Report all lines holding "ylabel".

(Extracts from a graphics dataset)
☆ ☆ ☆ ☆ ☆ ☆ ☆

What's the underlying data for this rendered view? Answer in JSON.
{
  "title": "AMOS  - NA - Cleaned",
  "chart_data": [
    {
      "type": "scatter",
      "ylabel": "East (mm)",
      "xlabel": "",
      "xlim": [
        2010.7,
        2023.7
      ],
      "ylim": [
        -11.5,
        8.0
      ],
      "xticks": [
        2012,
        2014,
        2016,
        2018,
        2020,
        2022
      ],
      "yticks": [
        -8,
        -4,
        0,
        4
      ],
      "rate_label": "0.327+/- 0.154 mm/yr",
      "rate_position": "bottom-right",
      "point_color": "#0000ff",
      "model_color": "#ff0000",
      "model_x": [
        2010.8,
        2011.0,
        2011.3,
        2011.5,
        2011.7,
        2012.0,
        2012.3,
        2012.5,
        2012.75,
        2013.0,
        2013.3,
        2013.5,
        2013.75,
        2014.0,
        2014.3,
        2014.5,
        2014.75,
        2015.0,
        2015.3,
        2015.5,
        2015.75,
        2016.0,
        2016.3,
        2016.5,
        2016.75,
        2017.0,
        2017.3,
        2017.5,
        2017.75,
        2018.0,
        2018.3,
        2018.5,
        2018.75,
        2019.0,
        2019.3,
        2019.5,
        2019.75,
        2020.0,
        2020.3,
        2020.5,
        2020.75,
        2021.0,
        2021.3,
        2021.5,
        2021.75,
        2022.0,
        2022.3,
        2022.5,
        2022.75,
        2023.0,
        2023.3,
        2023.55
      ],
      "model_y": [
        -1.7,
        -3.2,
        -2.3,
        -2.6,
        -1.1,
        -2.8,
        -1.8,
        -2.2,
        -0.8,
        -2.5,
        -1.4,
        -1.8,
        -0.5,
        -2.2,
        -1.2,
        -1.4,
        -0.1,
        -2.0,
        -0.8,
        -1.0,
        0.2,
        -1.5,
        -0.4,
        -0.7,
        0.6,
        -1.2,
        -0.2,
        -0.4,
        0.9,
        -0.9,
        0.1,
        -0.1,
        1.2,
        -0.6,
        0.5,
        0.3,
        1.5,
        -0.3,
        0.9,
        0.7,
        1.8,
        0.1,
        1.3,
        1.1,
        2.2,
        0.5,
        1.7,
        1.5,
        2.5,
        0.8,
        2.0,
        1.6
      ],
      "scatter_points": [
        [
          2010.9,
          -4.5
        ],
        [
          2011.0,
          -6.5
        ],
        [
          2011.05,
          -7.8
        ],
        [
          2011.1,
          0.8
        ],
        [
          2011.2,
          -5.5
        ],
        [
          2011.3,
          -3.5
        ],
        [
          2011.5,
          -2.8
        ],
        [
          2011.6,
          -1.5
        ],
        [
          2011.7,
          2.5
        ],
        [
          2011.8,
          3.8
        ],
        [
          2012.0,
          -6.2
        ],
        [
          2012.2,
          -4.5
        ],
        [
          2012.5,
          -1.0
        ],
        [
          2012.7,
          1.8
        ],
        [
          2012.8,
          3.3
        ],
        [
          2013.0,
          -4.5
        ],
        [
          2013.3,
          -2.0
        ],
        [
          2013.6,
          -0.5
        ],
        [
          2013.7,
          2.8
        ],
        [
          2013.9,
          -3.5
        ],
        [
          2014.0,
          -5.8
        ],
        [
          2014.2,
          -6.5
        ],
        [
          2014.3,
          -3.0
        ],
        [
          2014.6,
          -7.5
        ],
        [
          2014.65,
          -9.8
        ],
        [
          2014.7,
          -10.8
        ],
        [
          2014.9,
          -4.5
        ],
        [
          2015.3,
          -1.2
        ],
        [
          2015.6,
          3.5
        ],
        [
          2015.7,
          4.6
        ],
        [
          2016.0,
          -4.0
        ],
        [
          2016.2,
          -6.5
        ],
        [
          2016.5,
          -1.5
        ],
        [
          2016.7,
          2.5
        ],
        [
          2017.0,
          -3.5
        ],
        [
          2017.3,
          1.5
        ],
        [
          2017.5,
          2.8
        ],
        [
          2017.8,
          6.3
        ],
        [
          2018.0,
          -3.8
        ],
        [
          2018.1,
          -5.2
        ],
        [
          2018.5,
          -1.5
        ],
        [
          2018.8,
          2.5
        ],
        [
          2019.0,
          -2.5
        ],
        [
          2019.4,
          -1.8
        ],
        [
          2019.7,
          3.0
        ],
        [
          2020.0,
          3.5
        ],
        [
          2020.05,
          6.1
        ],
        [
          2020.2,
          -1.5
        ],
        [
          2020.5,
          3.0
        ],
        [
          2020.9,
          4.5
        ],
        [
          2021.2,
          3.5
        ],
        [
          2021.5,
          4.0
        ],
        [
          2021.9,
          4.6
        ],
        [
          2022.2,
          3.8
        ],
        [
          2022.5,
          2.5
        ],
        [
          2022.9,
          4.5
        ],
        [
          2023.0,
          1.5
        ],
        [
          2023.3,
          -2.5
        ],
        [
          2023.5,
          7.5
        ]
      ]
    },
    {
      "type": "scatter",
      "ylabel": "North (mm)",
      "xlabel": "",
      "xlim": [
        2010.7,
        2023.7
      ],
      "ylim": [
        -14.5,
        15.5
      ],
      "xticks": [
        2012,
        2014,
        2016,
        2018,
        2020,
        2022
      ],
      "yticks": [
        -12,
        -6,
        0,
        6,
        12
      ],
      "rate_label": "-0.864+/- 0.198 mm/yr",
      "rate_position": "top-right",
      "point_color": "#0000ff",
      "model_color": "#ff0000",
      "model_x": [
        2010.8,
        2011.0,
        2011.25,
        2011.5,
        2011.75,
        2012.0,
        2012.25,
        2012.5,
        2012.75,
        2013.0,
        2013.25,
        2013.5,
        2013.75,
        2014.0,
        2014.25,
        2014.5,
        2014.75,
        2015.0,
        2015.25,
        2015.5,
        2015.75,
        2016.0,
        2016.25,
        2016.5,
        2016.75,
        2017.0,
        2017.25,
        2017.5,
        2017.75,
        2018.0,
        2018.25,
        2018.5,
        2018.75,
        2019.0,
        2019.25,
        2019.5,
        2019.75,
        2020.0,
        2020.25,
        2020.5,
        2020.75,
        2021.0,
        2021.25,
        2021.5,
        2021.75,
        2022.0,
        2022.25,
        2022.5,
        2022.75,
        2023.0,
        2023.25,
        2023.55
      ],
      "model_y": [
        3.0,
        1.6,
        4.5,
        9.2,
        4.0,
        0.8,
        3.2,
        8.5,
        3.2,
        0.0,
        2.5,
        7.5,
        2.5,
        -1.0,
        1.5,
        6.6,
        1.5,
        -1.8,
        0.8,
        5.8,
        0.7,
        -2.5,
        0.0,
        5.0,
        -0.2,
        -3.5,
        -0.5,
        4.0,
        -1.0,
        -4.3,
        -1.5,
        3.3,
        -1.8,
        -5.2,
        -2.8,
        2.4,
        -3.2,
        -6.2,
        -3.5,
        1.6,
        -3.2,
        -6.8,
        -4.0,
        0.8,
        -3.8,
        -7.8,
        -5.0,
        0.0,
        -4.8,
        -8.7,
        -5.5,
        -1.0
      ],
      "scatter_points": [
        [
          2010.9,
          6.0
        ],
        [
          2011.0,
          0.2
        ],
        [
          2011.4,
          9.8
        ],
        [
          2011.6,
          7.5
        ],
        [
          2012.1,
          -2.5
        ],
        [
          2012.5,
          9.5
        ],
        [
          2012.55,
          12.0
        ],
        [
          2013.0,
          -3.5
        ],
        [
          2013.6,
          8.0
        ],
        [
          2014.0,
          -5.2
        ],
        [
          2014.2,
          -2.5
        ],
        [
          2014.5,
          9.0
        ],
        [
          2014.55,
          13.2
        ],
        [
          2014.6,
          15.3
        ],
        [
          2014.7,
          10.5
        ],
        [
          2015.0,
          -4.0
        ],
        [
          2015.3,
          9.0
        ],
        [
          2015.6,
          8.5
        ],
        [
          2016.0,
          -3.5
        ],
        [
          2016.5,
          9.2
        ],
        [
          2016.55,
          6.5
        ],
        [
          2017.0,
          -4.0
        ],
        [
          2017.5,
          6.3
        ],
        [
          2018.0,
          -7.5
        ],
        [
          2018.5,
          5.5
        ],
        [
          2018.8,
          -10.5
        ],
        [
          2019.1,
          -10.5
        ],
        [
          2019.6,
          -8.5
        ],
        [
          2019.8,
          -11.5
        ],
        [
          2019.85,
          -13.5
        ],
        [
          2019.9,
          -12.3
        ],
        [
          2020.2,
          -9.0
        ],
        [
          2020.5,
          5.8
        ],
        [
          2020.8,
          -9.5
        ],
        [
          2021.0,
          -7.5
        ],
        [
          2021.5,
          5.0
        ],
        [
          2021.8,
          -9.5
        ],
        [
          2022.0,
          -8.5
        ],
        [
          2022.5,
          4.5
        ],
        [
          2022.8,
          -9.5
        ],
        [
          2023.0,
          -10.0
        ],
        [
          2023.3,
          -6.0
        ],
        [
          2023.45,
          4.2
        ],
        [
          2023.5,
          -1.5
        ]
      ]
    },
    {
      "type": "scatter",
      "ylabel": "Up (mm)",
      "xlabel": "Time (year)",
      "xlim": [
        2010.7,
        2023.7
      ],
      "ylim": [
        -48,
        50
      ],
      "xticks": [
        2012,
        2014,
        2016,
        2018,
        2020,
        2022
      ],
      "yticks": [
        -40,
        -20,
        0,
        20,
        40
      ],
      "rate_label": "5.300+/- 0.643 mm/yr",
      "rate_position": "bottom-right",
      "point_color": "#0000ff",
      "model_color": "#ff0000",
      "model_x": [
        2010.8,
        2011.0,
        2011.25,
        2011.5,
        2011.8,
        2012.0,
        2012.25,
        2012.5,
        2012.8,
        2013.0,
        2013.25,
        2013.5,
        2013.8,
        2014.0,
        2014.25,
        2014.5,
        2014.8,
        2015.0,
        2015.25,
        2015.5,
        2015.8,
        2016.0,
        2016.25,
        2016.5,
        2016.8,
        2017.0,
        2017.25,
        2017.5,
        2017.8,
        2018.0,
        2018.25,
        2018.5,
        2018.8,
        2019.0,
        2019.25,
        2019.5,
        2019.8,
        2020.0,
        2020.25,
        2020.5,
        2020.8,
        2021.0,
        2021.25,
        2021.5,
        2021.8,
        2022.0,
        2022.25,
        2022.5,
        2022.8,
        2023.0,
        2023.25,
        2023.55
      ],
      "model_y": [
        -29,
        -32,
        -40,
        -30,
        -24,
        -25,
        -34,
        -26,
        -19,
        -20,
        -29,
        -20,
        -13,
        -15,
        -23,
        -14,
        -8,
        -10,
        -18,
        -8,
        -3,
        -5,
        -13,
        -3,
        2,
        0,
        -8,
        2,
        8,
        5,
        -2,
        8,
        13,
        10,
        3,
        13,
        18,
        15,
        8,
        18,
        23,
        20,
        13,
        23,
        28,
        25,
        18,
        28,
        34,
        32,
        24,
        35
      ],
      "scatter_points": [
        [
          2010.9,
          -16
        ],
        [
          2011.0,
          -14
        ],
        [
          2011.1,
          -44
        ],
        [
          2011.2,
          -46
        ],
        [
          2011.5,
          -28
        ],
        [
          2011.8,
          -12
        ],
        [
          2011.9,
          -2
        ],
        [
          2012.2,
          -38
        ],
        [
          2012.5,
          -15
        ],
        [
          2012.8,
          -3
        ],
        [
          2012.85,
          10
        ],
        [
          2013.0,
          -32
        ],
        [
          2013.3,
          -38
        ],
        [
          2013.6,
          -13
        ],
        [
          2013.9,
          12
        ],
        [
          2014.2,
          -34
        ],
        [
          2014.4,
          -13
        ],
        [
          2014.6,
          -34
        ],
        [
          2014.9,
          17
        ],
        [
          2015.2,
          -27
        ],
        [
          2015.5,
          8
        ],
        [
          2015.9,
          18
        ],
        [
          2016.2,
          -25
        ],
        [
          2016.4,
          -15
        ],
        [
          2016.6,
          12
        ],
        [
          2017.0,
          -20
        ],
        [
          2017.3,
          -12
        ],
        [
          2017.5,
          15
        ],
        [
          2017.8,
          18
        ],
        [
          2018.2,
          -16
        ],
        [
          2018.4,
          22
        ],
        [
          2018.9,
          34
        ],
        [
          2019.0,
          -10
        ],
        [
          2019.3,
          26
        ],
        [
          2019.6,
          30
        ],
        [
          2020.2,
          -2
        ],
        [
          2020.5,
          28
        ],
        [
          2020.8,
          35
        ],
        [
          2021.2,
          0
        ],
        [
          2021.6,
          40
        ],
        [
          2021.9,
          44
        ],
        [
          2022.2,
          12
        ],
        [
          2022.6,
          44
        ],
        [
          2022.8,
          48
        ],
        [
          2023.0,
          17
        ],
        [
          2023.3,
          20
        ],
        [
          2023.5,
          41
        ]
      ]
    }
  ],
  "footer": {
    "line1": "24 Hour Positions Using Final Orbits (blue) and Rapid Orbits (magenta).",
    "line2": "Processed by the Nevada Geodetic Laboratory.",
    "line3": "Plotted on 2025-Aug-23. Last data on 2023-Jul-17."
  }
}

☆ ☆ ☆ ☆ ☆ ☆ ☆

Complete answer:
      "ylabel": "East (mm)",
      "ylabel": "North (mm)",
      "ylabel": "Up (mm)",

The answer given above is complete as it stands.